• **Task details**
Can you write out all of the material below, word for word?

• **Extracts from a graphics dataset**
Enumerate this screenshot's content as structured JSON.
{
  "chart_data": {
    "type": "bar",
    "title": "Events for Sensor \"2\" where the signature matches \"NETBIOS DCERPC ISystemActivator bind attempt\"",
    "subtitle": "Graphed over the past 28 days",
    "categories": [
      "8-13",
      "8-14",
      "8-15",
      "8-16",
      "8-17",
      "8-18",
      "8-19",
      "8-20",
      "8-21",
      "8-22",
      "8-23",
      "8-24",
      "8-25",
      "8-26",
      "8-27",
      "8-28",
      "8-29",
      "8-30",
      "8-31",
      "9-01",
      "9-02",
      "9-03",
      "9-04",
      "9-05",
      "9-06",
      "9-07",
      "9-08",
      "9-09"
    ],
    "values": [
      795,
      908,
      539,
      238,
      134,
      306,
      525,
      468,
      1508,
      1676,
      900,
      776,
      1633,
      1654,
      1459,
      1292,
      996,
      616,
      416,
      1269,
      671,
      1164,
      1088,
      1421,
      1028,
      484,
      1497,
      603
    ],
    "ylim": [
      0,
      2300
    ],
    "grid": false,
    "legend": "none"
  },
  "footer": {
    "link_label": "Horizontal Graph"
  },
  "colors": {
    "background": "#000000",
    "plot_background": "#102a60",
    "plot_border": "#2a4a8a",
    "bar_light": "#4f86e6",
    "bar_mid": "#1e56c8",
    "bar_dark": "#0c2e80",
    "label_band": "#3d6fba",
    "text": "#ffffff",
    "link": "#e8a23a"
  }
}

• **Solution**
Enumerate this screenshot's content as structured JSON.
{
  "chart_data": {
    "type": "bar",
    "title": "Events for Sensor \"2\" where the signature matches \"NETBIOS DCERPC ISystemActivator bind attempt\"",
    "subtitle": "Graphed over the past 28 days",
    "categories": [
      "8-13",
      "8-14",
      "8-15",
      "8-16",
      "8-17",
      "8-18",
      "8-19",
      "8-20",
      "8-21",
      "8-22",
      "8-23",
      "8-24",
      "8-25",
      "8-26",
      "8-27",
      "8-28",
      "8-29",
      "8-30",
      "8-31",
      "9-01",
      "9-02",
      "9-03",
      "9-04",
      "9-05",
      "9-06",
      "9-07",
      "9-08",
      "9-09"
    ],
    "values": [
      795,
      908,
      539,
      238,
      134,
      306,
      525,
      468,
      1508,
      1676,
      900,
      776,
      1633,
      1654,
      1459,
      1292,
      996,
      616,
      416,
      1269,
      671,
      1164,
      1088,
      1421,
      1028,
      484,
      1497,
      603
    ],
    "ylim": [
      0,
      2300
    ],
    "grid": false,
    "legend": "none"
  },
  "footer": {
    "link_label": "Horizontal Graph"
  },
  "colors": {
    "background": "#000000",
    "plot_background": "#102a60",
    "plot_border": "#2a4a8a",
    "bar_light": "#4f86e6",
    "bar_mid": "#1e56c8",
    "bar_dark": "#0c2e80",
    "label_band": "#3d6fba",
    "text": "#ffffff",
    "link": "#e8a23a"
  }
}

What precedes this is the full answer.